Instruction |
Establish how many lines in the material include the string "into" and report it as a lone number.

Stored rows |
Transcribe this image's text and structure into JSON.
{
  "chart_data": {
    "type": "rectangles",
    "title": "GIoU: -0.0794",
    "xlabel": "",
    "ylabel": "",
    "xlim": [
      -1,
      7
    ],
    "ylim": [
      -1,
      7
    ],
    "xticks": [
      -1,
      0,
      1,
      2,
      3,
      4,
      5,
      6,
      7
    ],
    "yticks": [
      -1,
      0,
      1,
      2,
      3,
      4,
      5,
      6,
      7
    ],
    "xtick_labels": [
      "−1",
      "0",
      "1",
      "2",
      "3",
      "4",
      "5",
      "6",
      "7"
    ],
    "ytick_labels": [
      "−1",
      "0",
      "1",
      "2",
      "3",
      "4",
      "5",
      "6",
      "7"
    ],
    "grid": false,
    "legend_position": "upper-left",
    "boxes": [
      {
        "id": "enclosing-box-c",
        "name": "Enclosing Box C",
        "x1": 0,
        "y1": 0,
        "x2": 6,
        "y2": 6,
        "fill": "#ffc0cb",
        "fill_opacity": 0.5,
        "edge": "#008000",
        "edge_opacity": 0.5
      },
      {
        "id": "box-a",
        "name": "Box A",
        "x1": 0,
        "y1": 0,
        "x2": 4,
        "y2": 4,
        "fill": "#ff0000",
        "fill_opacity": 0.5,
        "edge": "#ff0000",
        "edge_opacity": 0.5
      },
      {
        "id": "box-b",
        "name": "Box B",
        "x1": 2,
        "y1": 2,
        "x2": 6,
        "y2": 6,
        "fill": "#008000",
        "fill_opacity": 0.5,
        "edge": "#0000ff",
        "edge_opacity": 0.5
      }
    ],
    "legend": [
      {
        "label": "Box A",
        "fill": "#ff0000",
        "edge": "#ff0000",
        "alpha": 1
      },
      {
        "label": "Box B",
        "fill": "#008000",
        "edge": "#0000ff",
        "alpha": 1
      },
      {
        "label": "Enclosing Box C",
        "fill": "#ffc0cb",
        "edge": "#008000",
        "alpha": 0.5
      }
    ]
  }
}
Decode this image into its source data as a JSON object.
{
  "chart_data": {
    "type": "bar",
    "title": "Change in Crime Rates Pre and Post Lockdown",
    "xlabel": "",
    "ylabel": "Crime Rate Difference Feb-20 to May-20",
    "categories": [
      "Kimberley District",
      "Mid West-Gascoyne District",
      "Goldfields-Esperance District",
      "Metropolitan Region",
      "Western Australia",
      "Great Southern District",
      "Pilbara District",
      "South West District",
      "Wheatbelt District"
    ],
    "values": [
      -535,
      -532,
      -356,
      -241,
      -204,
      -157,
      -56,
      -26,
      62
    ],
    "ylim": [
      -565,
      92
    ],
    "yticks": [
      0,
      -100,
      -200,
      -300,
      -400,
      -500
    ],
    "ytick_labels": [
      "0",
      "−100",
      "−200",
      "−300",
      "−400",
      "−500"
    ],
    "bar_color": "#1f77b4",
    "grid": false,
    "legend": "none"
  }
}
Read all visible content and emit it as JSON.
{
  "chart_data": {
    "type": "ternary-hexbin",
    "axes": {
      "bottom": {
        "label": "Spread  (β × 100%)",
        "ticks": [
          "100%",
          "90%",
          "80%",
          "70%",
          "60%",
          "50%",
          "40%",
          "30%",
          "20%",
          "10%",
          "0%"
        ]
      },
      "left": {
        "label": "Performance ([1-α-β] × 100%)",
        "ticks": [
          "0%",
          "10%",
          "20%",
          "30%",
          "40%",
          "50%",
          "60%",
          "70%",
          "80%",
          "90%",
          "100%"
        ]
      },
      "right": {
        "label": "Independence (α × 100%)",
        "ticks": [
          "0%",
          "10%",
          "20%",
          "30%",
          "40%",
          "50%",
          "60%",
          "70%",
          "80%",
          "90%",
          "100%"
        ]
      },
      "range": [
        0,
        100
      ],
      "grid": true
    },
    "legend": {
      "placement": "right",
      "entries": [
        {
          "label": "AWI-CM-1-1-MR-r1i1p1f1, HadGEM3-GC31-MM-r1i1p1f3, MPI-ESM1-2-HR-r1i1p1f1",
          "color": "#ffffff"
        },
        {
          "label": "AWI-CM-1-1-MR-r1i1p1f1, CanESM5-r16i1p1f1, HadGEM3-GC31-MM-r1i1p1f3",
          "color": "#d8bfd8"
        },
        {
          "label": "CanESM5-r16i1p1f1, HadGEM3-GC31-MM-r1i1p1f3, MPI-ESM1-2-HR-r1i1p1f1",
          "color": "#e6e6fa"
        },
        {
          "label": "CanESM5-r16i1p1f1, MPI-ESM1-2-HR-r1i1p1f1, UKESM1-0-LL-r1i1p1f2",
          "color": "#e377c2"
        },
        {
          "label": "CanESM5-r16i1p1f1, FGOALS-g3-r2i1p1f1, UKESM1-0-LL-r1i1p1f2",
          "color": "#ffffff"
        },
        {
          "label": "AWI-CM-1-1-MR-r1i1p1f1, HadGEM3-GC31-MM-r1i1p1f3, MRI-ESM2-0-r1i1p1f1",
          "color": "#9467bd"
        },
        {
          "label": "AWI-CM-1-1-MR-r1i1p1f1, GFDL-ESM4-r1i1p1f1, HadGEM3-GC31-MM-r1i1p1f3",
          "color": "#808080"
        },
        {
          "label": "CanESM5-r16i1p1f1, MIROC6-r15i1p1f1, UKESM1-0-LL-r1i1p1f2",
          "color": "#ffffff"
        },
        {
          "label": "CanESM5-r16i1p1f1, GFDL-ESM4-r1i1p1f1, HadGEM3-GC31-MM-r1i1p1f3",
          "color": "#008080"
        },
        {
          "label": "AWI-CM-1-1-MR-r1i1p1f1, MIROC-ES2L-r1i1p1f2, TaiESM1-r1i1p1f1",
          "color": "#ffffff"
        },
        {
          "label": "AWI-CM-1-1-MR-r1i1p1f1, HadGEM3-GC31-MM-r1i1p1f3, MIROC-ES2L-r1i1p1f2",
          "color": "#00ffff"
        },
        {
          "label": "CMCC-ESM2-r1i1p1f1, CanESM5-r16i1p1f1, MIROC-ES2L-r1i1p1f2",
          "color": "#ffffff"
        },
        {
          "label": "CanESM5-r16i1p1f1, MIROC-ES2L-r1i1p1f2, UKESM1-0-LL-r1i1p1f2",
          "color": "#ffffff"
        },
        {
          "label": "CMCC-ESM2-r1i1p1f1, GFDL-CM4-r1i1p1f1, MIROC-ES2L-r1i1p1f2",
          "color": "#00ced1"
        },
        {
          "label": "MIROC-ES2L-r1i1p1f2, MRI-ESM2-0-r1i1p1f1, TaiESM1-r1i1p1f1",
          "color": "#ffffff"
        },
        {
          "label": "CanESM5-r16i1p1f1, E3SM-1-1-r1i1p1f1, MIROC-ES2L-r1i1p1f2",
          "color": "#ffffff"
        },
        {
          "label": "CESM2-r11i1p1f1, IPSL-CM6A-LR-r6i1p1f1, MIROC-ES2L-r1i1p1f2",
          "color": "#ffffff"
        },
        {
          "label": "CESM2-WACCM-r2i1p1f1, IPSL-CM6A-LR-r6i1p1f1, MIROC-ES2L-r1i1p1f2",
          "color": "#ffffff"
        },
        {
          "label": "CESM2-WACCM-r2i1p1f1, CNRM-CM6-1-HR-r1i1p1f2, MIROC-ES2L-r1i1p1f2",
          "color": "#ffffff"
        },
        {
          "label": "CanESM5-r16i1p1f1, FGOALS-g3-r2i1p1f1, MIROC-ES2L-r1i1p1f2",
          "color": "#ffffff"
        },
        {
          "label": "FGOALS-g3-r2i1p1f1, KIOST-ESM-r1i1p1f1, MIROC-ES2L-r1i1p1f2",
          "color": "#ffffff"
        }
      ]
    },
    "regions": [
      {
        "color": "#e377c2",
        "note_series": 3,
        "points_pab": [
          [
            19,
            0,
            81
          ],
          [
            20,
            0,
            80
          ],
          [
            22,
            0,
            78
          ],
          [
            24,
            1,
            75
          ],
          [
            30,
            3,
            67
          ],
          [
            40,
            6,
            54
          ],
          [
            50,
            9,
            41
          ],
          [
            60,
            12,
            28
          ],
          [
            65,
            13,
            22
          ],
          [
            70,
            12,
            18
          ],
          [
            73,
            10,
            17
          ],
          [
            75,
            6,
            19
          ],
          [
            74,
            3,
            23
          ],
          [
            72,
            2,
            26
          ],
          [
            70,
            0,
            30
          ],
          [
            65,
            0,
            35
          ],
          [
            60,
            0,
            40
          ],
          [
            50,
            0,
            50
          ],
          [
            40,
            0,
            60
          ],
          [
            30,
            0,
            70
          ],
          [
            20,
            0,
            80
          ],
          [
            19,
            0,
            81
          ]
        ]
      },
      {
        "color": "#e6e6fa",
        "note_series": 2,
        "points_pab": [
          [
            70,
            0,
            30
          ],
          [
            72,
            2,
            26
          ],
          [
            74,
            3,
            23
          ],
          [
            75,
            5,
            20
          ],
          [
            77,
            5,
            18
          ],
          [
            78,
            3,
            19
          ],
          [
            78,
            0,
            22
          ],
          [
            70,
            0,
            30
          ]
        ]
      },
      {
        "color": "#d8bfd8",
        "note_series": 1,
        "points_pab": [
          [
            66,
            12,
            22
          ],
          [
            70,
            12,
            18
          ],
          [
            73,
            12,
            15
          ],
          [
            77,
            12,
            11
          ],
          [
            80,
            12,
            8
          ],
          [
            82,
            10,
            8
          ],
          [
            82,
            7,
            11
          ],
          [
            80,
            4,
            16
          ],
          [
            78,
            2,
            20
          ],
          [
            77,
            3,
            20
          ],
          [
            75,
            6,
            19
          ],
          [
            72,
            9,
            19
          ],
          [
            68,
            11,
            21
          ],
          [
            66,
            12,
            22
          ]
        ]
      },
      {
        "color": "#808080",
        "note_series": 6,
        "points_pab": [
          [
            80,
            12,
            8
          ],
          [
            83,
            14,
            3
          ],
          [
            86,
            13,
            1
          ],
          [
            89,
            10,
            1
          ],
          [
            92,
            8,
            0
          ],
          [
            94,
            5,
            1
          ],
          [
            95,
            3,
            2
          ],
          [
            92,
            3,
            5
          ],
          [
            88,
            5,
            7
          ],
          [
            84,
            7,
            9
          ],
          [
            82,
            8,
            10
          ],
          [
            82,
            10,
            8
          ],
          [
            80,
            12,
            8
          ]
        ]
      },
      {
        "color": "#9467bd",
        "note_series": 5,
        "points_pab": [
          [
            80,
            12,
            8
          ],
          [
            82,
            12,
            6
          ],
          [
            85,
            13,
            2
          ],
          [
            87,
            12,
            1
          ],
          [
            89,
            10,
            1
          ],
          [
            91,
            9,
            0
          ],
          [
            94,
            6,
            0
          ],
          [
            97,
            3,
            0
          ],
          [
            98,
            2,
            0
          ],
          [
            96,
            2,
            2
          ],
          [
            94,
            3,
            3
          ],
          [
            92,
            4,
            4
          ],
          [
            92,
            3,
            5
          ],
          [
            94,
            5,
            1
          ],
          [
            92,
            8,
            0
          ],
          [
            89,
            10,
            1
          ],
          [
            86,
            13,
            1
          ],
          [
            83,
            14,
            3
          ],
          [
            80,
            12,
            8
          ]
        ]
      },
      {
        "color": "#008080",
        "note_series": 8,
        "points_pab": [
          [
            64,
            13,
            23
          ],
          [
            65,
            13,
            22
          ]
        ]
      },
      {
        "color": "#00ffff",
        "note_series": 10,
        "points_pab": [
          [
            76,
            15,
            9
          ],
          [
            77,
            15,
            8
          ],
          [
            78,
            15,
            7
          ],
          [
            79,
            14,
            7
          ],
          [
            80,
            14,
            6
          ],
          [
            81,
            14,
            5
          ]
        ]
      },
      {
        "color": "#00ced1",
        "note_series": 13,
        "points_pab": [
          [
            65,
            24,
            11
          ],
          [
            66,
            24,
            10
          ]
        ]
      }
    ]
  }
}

Reply |
2